» **SELECTED EXCERPT**:

Insights on peak times and charging frequencies allow the authorities to optimise charging station capabilities and mitigate the risk of underutilising stations across the city-state. Given LTA’s commitment to hit 60,000 EV charging points across Singapore by 2030, such data can even help map out optimal areas across Singapore for recharging points and prevent unnecessary infrastructure development in areas with low demand.
At the same time, drivers can leverage these insights to schedule charging times more effectively, alleviate strain on the power grid, prevent station congestion, and even reduce range anxiety. Adopting data storage solutions that leverage cutting-edge technologies, tailored to the software and AI demands, will underpin car electrification and deliver technology advances.
Big data can indeed be a gold mine from which we can create new value for the EV ecosystem. However, unlocking this potential requires overcoming the challenges posed by data silos and an antiquated technology infrastructure that impedes swift insights, stifles innovation, and complicates the value chain. The unique data storage and processing challenges posed by electric and hybrid vehicles require innovative solutions that enable high-speed data processing, minimise downtime, safeguard sensitive data, and offer the scalability and flexibility to manage the volume of data.

» **CHECK YOUR UNDERSTANDING**:
**a.** In the passage on electric vehicle data, how many EV charging points has LTA committed to reaching across Singapore by 2030?
**b.** Carry on the passage about electric vehicle data from its last sentence.
You won't need the items to do anything here.

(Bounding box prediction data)

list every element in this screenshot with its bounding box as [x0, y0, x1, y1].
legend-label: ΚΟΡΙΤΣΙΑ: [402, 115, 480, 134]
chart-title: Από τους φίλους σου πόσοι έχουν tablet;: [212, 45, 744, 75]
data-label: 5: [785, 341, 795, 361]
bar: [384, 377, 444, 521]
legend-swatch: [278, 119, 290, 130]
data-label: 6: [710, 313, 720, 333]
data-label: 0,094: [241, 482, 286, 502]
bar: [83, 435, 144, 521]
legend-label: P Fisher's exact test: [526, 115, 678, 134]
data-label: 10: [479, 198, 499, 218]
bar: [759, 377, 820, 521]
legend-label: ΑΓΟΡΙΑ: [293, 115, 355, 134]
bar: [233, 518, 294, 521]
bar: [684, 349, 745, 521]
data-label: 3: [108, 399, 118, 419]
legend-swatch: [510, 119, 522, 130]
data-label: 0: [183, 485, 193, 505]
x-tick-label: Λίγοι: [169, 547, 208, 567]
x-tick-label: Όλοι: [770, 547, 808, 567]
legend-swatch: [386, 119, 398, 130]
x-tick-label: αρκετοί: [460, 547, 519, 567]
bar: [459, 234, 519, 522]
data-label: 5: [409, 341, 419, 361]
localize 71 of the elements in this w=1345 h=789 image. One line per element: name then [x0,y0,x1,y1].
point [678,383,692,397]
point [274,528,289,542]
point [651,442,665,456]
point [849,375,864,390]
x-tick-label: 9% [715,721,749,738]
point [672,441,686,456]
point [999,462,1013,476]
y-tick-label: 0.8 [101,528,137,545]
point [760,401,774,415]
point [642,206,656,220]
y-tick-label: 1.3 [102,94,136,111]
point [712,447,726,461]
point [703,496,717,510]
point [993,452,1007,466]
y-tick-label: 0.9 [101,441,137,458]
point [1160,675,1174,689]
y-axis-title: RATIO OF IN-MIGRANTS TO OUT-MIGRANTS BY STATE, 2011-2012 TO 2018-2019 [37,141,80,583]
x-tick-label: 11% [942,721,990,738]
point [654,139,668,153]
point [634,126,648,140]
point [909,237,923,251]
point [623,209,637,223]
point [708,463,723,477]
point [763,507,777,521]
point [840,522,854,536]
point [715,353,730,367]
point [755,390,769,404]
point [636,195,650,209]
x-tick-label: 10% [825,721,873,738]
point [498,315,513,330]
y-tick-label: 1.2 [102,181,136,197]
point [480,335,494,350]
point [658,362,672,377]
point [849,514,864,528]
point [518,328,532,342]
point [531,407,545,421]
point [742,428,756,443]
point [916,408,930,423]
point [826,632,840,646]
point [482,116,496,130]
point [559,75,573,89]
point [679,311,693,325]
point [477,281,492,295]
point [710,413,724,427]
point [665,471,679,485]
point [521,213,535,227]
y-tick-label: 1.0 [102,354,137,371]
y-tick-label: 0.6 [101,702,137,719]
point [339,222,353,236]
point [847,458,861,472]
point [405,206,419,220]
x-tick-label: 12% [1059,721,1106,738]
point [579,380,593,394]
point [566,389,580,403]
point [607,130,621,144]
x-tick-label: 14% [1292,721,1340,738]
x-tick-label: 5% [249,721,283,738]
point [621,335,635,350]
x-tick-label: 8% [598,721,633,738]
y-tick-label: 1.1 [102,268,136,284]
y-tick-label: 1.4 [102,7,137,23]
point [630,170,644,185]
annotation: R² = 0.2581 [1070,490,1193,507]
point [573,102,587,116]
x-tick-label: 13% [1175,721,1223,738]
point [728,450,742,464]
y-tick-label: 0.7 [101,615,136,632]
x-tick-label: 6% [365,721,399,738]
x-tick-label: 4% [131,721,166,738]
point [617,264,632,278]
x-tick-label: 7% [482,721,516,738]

» **RESULTS BY TASK**:
**a.** 60,000.

**b.**
Embracing an all-EV future
We are now at a critical juncture in Singapore’s EV transition, where data holds the key to unlocking the full potential of electric mobility. Along with growing EV adoption, we need to modernise the data experience and find a better way to collect, clean, and process data to reduce time-to-insights as data from EVs, drivers, and charging stations flow at higher velocities.
A coalition of AI, data analytics, and a solid data framework can help democratise access to EVs and pave the way towards a connected, secure, energy-efficient, and driver-centric EV ecosystem in Singapore.
A combination of innovation and a whole-of-society approach that improves collaboration among industry stakeholders, policymakers, and technology innovators will accelerate sustainable EV adoption and turn Singapore’s electric mobility vision into reality.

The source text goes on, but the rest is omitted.